/---

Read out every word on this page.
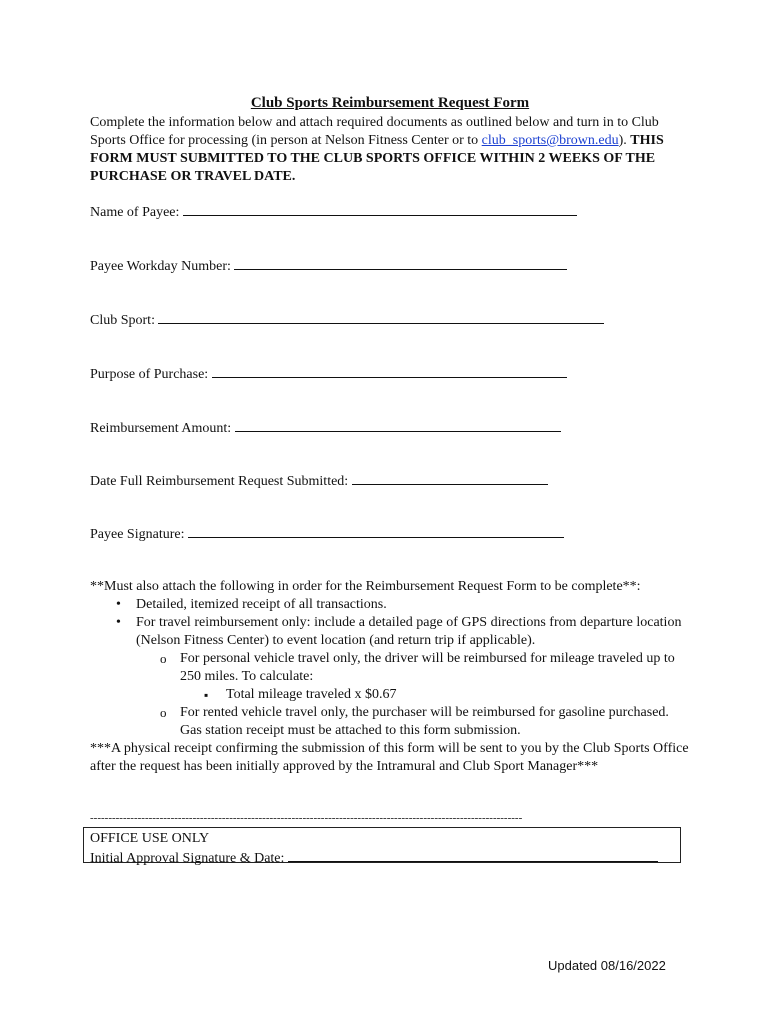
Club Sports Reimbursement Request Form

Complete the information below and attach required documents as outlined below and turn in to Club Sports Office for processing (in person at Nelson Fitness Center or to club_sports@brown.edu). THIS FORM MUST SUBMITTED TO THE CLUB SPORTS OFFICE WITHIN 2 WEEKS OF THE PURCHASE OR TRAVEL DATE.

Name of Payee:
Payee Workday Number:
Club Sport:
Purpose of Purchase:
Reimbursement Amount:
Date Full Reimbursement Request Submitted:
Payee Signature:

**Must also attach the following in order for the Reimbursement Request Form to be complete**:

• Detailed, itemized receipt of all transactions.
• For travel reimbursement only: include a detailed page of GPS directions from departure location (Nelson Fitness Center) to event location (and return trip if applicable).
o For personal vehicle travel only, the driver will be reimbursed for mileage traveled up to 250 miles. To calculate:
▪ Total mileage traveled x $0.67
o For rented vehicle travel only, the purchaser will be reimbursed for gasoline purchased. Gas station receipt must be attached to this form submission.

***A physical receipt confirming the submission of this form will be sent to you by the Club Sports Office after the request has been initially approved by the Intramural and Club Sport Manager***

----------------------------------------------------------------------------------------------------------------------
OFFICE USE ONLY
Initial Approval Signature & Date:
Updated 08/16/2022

\---

Reproduce the full listing faithfully, but do not carry over any pictures.

Read out every word on this page.
Club Sports Reimbursement Request Form

Complete the information below and attach required documents as outlined below and turn in to Club Sports Office for processing (in person at Nelson Fitness Center or to club_sports@brown.edu). THIS FORM MUST SUBMITTED TO THE CLUB SPORTS OFFICE WITHIN 2 WEEKS OF THE PURCHASE OR TRAVEL DATE.

Name of Payee:
Payee Workday Number:
Club Sport:
Purpose of Purchase:
Reimbursement Amount:
Date Full Reimbursement Request Submitted:
Payee Signature:

**Must also attach the following in order for the Reimbursement Request Form to be complete**:

• Detailed, itemized receipt of all transactions.
• For travel reimbursement only: include a detailed page of GPS directions from departure location (Nelson Fitness Center) to event location (and return trip if applicable).
o For personal vehicle travel only, the driver will be reimbursed for mileage traveled up to 250 miles. To calculate:
▪ Total mileage traveled x $0.67
o For rented vehicle travel only, the purchaser will be reimbursed for gasoline purchased. Gas station receipt must be attached to this form submission.

***A physical receipt confirming the submission of this form will be sent to you by the Club Sports Office after the request has been initially approved by the Intramural and Club Sport Manager***

----------------------------------------------------------------------------------------------------------------------
OFFICE USE ONLY
Initial Approval Signature & Date:
Updated 08/16/2022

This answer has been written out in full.